Task: Find the string "both" in the listing and report every line that has it.

The input:
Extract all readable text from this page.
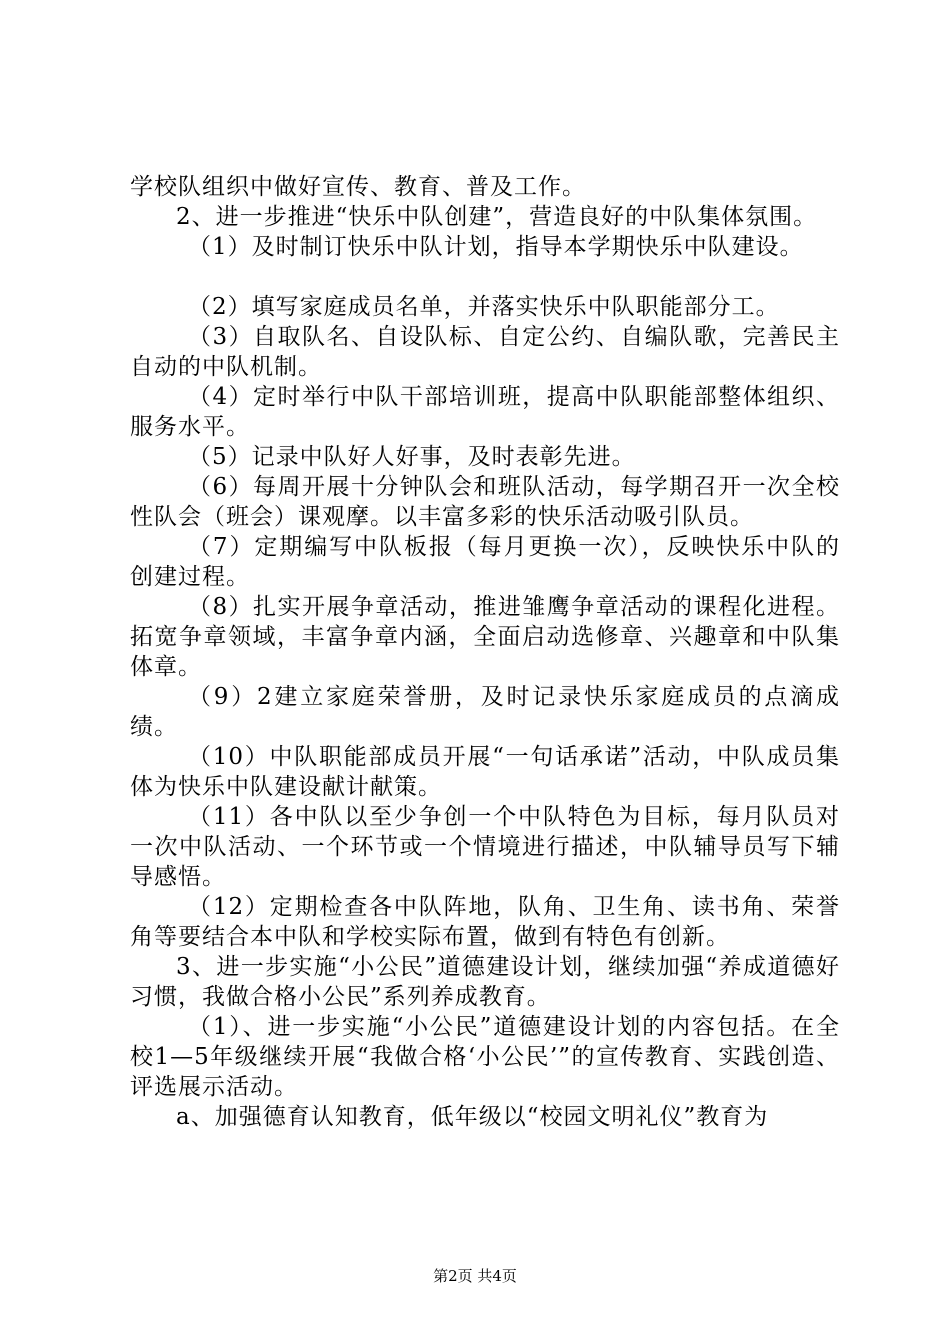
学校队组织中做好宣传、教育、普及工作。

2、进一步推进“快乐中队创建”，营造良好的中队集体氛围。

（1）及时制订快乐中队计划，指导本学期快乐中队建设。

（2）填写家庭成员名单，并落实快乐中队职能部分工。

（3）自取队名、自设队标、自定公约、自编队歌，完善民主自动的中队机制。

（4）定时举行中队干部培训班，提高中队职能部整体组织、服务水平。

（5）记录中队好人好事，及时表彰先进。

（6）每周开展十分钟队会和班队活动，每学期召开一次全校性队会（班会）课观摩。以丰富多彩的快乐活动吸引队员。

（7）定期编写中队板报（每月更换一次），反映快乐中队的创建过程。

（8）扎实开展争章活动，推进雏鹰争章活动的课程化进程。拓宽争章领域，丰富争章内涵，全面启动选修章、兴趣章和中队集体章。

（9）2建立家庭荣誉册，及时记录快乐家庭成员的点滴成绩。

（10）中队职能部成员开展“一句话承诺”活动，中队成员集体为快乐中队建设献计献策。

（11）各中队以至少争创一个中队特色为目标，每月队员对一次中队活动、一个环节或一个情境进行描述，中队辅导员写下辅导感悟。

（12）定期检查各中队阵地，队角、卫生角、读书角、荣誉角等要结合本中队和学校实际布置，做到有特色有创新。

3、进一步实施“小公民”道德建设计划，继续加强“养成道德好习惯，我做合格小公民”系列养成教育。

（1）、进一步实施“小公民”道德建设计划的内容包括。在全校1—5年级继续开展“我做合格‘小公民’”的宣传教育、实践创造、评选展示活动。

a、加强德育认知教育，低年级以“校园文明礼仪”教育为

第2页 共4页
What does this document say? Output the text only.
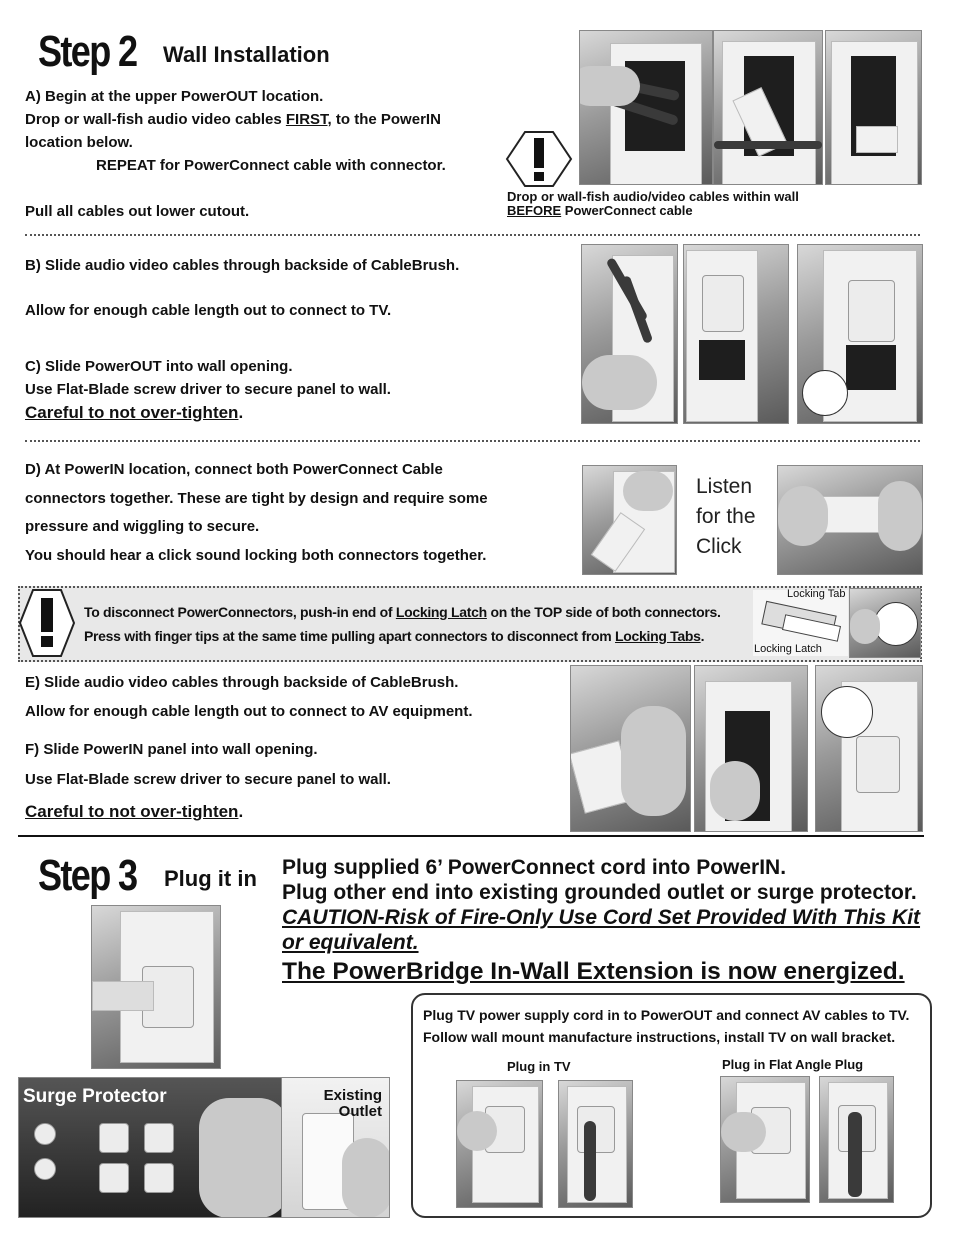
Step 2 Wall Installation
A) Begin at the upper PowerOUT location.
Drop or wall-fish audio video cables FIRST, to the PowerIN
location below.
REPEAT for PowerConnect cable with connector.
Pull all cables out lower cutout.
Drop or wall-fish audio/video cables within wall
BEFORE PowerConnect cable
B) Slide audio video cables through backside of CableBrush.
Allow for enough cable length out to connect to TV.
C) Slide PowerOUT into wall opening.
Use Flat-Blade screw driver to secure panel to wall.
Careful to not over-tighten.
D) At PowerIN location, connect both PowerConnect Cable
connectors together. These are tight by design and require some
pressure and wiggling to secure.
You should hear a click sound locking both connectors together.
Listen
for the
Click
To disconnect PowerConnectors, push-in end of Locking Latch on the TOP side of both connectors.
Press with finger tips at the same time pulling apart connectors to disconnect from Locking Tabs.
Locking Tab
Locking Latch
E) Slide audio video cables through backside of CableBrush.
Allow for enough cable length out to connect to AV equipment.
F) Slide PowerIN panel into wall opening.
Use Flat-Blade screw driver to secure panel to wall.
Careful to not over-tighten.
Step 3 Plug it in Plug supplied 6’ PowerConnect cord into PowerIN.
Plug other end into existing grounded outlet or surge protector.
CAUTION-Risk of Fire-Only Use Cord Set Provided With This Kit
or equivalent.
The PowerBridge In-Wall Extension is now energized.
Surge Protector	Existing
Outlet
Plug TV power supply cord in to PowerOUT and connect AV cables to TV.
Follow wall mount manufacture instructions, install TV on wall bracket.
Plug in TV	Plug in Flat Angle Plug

Exercise response:
D) At PowerIN location, connect both PowerConnect Cable
You should hear a click sound locking both connectors together.
To disconnect PowerConnectors, push-in end of Locking Latch on the TOP side of both connectors.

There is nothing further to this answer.